Task brief:
Go through the listing and copy each line with the string "icon".

Data rows:

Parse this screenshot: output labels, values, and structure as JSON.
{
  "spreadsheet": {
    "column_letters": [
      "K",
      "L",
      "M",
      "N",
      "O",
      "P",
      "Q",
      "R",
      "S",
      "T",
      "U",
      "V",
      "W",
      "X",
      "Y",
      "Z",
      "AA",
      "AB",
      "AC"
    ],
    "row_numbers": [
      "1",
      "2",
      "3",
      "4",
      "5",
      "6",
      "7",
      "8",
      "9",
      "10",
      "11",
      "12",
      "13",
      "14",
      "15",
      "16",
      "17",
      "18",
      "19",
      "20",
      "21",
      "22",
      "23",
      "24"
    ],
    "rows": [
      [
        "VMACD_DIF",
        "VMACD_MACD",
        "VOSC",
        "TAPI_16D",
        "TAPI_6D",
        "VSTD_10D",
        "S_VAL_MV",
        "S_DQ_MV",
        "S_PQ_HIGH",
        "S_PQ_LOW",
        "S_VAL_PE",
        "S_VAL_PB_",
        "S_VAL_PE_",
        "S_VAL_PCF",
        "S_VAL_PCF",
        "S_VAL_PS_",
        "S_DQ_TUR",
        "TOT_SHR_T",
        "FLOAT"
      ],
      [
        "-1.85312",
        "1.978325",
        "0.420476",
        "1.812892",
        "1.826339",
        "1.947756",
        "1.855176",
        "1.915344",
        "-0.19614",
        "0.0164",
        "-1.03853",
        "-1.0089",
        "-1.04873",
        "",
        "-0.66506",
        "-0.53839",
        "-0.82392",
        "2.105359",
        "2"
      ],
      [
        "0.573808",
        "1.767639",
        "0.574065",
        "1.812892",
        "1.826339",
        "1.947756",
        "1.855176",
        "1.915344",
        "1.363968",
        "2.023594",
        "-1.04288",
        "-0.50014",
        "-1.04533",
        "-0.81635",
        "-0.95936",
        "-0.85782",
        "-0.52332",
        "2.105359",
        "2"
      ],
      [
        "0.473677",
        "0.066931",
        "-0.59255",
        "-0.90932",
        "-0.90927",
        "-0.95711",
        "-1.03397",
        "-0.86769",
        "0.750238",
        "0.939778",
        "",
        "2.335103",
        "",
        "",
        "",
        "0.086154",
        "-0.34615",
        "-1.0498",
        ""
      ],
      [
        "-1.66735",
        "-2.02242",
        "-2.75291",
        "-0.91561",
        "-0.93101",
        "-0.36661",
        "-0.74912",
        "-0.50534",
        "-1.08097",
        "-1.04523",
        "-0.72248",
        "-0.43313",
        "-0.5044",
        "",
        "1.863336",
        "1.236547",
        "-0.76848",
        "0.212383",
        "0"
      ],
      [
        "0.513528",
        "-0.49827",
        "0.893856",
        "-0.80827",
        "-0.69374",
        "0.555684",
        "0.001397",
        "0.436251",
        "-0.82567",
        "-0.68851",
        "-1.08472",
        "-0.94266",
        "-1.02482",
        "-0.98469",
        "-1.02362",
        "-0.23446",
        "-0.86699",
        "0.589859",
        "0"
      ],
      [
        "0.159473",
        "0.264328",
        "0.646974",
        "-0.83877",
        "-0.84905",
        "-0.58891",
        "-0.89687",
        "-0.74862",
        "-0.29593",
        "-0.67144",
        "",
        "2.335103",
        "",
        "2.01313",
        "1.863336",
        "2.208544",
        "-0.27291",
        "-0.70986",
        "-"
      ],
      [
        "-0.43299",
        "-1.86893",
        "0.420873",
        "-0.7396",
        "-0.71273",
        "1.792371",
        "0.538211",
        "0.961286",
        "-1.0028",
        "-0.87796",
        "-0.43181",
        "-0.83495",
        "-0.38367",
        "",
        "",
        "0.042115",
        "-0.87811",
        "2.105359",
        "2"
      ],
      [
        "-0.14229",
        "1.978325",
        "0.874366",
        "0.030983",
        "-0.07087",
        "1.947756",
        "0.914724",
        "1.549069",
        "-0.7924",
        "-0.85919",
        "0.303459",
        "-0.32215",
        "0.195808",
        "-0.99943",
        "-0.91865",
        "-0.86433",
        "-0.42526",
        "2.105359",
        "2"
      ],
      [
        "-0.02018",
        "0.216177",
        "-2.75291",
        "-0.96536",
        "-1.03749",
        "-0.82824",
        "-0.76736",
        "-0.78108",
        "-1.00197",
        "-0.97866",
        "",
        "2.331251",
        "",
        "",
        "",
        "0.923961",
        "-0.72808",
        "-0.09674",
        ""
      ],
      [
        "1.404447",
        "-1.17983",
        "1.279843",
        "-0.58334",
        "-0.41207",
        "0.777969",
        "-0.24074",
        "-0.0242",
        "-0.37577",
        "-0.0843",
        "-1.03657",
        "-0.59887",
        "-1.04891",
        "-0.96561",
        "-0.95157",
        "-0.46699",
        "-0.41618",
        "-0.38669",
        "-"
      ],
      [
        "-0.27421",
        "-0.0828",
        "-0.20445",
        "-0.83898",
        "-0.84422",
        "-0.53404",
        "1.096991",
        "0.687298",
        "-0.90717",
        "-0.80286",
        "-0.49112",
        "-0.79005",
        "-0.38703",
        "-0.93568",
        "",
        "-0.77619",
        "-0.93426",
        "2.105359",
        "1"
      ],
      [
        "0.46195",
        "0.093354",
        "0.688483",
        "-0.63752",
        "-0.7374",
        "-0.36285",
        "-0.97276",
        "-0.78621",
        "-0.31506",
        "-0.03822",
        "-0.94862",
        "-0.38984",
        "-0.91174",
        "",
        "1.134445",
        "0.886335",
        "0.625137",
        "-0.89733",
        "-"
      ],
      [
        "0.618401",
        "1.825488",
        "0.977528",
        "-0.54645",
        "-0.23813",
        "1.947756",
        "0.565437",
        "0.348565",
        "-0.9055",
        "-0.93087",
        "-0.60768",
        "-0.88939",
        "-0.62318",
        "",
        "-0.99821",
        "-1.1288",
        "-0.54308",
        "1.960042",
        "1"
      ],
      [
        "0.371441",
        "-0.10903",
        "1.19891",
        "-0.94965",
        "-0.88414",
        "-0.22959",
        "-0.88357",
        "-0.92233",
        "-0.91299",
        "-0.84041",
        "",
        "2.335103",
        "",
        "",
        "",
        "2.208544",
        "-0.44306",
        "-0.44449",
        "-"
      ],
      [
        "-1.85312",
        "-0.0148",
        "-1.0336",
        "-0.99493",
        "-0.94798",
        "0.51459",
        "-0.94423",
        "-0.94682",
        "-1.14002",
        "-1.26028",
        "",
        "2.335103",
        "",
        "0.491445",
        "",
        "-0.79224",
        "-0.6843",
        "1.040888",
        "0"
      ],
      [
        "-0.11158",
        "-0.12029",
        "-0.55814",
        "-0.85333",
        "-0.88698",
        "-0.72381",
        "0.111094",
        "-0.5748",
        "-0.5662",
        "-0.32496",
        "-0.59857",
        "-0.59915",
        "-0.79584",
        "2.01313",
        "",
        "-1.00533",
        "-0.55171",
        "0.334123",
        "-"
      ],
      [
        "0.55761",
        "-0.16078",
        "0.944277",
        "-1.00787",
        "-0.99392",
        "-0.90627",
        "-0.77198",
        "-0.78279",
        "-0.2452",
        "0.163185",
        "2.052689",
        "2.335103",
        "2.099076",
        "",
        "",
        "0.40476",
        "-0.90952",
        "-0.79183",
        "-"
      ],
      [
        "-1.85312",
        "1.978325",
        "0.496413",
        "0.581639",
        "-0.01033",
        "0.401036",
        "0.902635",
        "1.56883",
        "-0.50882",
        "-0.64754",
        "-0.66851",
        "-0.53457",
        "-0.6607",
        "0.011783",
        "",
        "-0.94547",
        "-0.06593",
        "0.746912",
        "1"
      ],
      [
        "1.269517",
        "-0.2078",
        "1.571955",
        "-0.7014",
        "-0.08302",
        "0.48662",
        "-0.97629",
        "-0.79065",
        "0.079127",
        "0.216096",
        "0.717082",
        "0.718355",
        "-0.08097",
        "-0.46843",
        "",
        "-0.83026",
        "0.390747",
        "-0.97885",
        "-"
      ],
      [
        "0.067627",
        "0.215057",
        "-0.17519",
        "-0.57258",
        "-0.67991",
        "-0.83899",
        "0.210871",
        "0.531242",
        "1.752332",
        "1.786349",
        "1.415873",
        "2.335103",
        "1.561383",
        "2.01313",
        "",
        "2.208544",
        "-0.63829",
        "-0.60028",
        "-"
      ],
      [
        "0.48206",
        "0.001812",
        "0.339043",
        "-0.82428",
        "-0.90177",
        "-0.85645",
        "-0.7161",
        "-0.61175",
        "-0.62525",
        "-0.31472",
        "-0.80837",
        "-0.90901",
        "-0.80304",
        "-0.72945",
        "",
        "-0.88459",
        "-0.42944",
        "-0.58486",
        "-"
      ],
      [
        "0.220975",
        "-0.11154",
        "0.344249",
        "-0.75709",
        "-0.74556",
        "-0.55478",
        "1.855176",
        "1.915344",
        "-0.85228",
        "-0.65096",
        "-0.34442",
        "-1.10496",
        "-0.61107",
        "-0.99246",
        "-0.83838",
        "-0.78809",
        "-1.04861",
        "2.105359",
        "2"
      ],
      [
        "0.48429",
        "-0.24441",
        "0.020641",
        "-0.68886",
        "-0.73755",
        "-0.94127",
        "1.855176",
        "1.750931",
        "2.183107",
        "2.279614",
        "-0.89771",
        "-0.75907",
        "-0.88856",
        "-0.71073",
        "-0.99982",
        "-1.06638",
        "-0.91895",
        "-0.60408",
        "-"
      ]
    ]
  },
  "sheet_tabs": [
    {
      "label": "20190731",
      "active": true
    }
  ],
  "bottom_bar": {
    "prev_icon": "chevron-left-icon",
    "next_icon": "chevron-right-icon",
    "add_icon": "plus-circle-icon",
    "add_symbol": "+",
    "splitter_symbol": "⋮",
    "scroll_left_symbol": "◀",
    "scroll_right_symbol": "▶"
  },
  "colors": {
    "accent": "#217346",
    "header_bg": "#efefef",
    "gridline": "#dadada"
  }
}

Answer below:
    "prev_icon": "chevron-left-icon",
    "next_icon": "chevron-right-icon",
    "add_icon": "plus-circle-icon",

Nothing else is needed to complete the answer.